Your goal: Restate all of the entries exactly, dropping any pictures they hold.

Figure collection entries:
● ● ● ●
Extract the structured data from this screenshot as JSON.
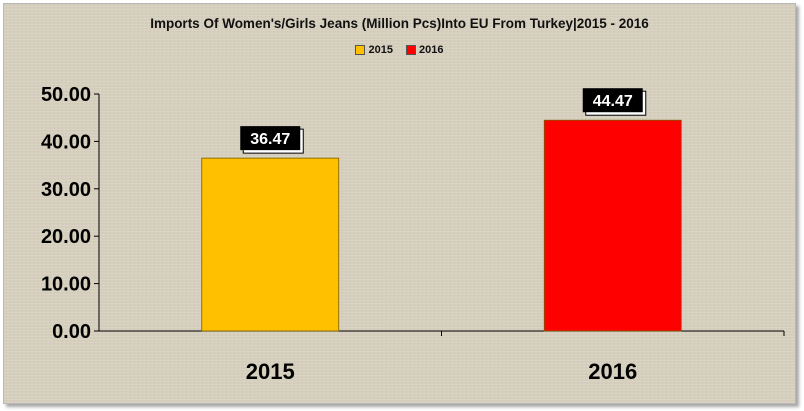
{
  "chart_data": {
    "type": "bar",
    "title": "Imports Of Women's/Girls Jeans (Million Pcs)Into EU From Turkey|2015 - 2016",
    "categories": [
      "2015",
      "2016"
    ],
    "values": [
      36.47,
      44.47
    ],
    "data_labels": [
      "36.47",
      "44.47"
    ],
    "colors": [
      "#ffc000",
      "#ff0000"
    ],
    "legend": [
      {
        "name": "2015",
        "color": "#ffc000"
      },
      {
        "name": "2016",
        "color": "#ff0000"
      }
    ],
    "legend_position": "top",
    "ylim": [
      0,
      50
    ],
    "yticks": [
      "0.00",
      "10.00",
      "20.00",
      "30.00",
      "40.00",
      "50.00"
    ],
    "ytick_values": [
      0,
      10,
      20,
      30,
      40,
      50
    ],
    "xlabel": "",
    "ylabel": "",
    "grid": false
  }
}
● ● ● ●
Full answer:
Extract the structured data from this screenshot as JSON.
{
  "chart_data": {
    "type": "bar",
    "title": "Imports Of Women's/Girls Jeans (Million Pcs)Into EU From Turkey|2015 - 2016",
    "categories": [
      "2015",
      "2016"
    ],
    "values": [
      36.47,
      44.47
    ],
    "data_labels": [
      "36.47",
      "44.47"
    ],
    "colors": [
      "#ffc000",
      "#ff0000"
    ],
    "legend": [
      {
        "name": "2015",
        "color": "#ffc000"
      },
      {
        "name": "2016",
        "color": "#ff0000"
      }
    ],
    "legend_position": "top",
    "ylim": [
      0,
      50
    ],
    "yticks": [
      "0.00",
      "10.00",
      "20.00",
      "30.00",
      "40.00",
      "50.00"
    ],
    "ytick_values": [
      0,
      10,
      20,
      30,
      40,
      50
    ],
    "xlabel": "",
    "ylabel": "",
    "grid": false
  }
}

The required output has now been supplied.